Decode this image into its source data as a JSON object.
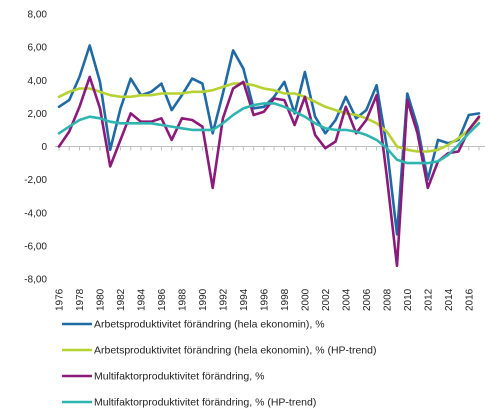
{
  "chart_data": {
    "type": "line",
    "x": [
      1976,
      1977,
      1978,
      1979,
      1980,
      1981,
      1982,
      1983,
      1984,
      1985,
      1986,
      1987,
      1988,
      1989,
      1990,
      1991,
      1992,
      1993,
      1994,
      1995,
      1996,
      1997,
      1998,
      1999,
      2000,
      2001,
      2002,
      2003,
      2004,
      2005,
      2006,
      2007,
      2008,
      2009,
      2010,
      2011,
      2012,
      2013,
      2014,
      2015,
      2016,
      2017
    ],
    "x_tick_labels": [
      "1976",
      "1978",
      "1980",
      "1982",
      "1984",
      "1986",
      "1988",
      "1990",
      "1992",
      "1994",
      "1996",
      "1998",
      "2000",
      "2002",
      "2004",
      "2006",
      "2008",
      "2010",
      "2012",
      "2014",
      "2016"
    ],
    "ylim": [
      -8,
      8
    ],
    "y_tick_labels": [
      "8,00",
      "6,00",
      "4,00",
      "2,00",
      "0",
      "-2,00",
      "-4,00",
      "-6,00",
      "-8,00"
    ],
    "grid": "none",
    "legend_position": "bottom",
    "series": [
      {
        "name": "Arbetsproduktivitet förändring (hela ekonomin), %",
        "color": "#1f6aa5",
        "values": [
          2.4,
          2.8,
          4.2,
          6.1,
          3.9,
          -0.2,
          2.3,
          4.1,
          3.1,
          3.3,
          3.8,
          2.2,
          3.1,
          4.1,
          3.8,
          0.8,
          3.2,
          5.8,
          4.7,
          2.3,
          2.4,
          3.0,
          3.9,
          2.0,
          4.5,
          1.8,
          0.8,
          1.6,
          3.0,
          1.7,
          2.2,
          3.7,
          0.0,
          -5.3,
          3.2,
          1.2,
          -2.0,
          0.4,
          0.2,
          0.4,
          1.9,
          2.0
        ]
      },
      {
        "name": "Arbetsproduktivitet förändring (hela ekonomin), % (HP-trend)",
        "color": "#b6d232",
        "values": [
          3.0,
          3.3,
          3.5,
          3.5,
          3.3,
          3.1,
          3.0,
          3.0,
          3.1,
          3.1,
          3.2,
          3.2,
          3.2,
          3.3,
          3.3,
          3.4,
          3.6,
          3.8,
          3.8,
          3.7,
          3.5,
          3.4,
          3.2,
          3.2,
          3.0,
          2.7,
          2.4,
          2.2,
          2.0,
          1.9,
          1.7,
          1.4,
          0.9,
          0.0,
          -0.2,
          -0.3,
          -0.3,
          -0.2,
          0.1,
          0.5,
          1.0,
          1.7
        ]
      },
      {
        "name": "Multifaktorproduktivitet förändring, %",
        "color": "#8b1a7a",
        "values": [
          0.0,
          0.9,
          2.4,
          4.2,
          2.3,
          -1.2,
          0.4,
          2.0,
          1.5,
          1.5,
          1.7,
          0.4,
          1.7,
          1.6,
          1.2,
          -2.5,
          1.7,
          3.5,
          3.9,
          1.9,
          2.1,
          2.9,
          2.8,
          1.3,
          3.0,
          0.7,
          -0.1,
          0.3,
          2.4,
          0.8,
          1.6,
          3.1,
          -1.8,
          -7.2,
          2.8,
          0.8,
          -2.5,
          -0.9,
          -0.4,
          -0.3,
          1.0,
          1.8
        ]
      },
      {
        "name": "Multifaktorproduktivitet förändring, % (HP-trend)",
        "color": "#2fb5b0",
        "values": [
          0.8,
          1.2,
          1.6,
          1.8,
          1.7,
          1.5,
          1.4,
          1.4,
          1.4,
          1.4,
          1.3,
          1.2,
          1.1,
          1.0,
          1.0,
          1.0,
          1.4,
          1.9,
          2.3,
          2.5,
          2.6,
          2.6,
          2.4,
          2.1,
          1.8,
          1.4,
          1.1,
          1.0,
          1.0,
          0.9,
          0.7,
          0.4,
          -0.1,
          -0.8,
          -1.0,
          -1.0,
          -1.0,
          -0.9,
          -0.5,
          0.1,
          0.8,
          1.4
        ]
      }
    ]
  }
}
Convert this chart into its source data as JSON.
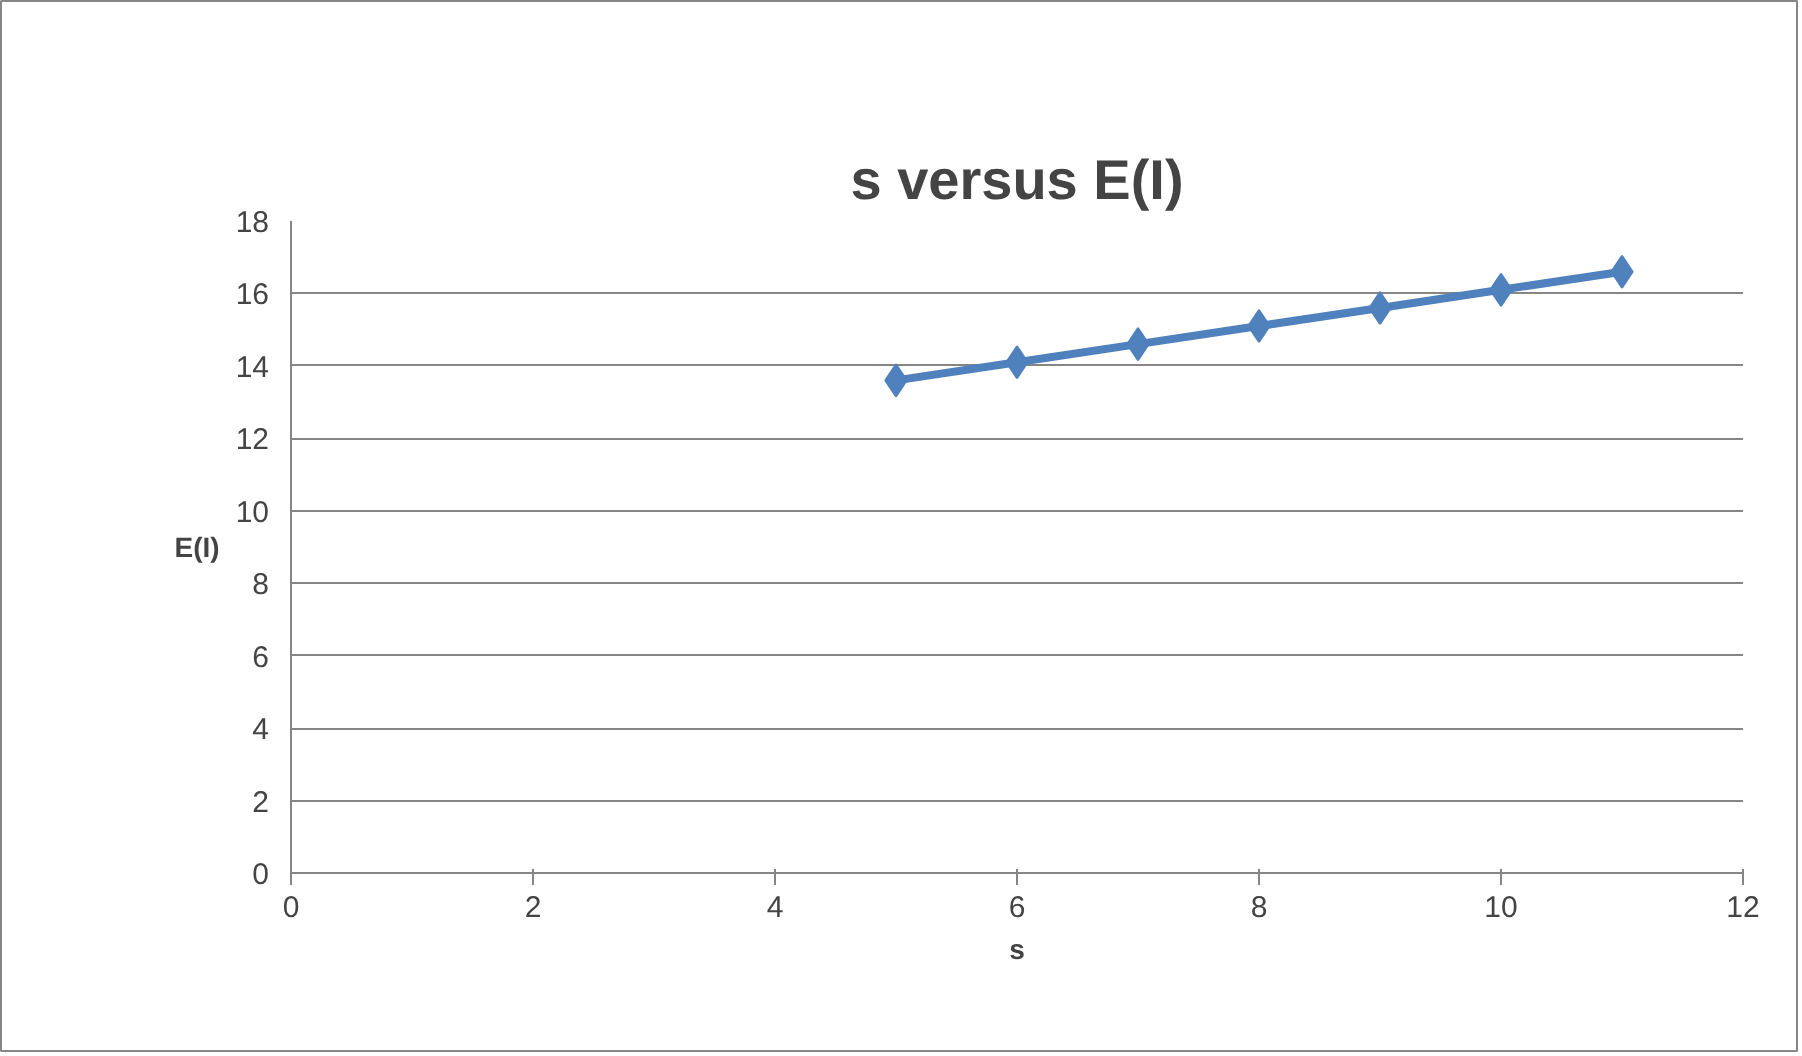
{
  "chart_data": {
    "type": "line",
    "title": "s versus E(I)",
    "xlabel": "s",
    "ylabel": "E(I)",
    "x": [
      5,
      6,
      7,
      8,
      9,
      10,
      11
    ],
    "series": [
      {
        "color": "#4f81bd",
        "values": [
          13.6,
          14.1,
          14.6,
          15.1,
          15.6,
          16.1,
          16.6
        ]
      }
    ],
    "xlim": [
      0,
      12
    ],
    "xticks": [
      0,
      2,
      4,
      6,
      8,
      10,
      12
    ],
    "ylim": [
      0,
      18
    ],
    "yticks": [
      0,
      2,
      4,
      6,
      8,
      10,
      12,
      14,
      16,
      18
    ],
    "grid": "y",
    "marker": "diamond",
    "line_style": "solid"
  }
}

━━━━━━━━━━

GIVEN INSTRUCTION
Quote the records above in full, dropping each picture.

SOLUTION
Decode this image into its source data as a JSON object.
{
  "chart_data": {
    "type": "line",
    "x": [
      1976,
      1977,
      1978,
      1979,
      1980,
      1981,
      1982,
      1983,
      1984,
      1985,
      1986,
      1987,
      1988,
      1989,
      1990,
      1991,
      1992,
      1993,
      1994,
      1995,
      1996,
      1997,
      1998,
      1999,
      2000,
      2001,
      2002,
      2003,
      2004,
      2005,
      2006,
      2007,
      2008,
      2009,
      2010,
      2011,
      2012,
      2013,
      2014,
      2015,
      2016,
      2017
    ],
    "x_tick_labels": [
      "1976",
      "1978",
      "1980",
      "1982",
      "1984",
      "1986",
      "1988",
      "1990",
      "1992",
      "1994",
      "1996",
      "1998",
      "2000",
      "2002",
      "2004",
      "2006",
      "2008",
      "2010",
      "2012",
      "2014",
      "2016"
    ],
    "ylim": [
      -8,
      8
    ],
    "y_tick_labels": [
      "8,00",
      "6,00",
      "4,00",
      "2,00",
      "0",
      "-2,00",
      "-4,00",
      "-6,00",
      "-8,00"
    ],
    "grid": "none",
    "legend_position": "bottom",
    "series": [
      {
        "name": "Arbetsproduktivitet förändring (hela ekonomin), %",
        "color": "#1f6aa5",
        "values": [
          2.4,
          2.8,
          4.2,
          6.1,
          3.9,
          -0.2,
          2.3,
          4.1,
          3.1,
          3.3,
          3.8,
          2.2,
          3.1,
          4.1,
          3.8,
          0.8,
          3.2,
          5.8,
          4.7,
          2.3,
          2.4,
          3.0,
          3.9,
          2.0,
          4.5,
          1.8,
          0.8,
          1.6,
          3.0,
          1.7,
          2.2,
          3.7,
          0.0,
          -5.3,
          3.2,
          1.2,
          -2.0,
          0.4,
          0.2,
          0.4,
          1.9,
          2.0
        ]
      },
      {
        "name": "Arbetsproduktivitet förändring (hela ekonomin), % (HP-trend)",
        "color": "#b6d232",
        "values": [
          3.0,
          3.3,
          3.5,
          3.5,
          3.3,
          3.1,
          3.0,
          3.0,
          3.1,
          3.1,
          3.2,
          3.2,
          3.2,
          3.3,
          3.3,
          3.4,
          3.6,
          3.8,
          3.8,
          3.7,
          3.5,
          3.4,
          3.2,
          3.2,
          3.0,
          2.7,
          2.4,
          2.2,
          2.0,
          1.9,
          1.7,
          1.4,
          0.9,
          0.0,
          -0.2,
          -0.3,
          -0.3,
          -0.2,
          0.1,
          0.5,
          1.0,
          1.7
        ]
      },
      {
        "name": "Multifaktorproduktivitet förändring, %",
        "color": "#8b1a7a",
        "values": [
          0.0,
          0.9,
          2.4,
          4.2,
          2.3,
          -1.2,
          0.4,
          2.0,
          1.5,
          1.5,
          1.7,
          0.4,
          1.7,
          1.6,
          1.2,
          -2.5,
          1.7,
          3.5,
          3.9,
          1.9,
          2.1,
          2.9,
          2.8,
          1.3,
          3.0,
          0.7,
          -0.1,
          0.3,
          2.4,
          0.8,
          1.6,
          3.1,
          -1.8,
          -7.2,
          2.8,
          0.8,
          -2.5,
          -0.9,
          -0.4,
          -0.3,
          1.0,
          1.8
        ]
      },
      {
        "name": "Multifaktorproduktivitet förändring, % (HP-trend)",
        "color": "#2fb5b0",
        "values": [
          0.8,
          1.2,
          1.6,
          1.8,
          1.7,
          1.5,
          1.4,
          1.4,
          1.4,
          1.4,
          1.3,
          1.2,
          1.1,
          1.0,
          1.0,
          1.0,
          1.4,
          1.9,
          2.3,
          2.5,
          2.6,
          2.6,
          2.4,
          2.1,
          1.8,
          1.4,
          1.1,
          1.0,
          1.0,
          0.9,
          0.7,
          0.4,
          -0.1,
          -0.8,
          -1.0,
          -1.0,
          -1.0,
          -0.9,
          -0.5,
          0.1,
          0.8,
          1.4
        ]
      }
    ]
  }
}
Convert this chart into its source data as JSON.
{
  "chart_data": {
    "type": "line",
    "title": "s versus E(I)",
    "xlabel": "s",
    "ylabel": "E(I)",
    "x": [
      5,
      6,
      7,
      8,
      9,
      10,
      11
    ],
    "series": [
      {
        "color": "#4f81bd",
        "values": [
          13.6,
          14.1,
          14.6,
          15.1,
          15.6,
          16.1,
          16.6
        ]
      }
    ],
    "xlim": [
      0,
      12
    ],
    "xticks": [
      0,
      2,
      4,
      6,
      8,
      10,
      12
    ],
    "ylim": [
      0,
      18
    ],
    "yticks": [
      0,
      2,
      4,
      6,
      8,
      10,
      12,
      14,
      16,
      18
    ],
    "grid": "y",
    "marker": "diamond",
    "line_style": "solid"
  }
}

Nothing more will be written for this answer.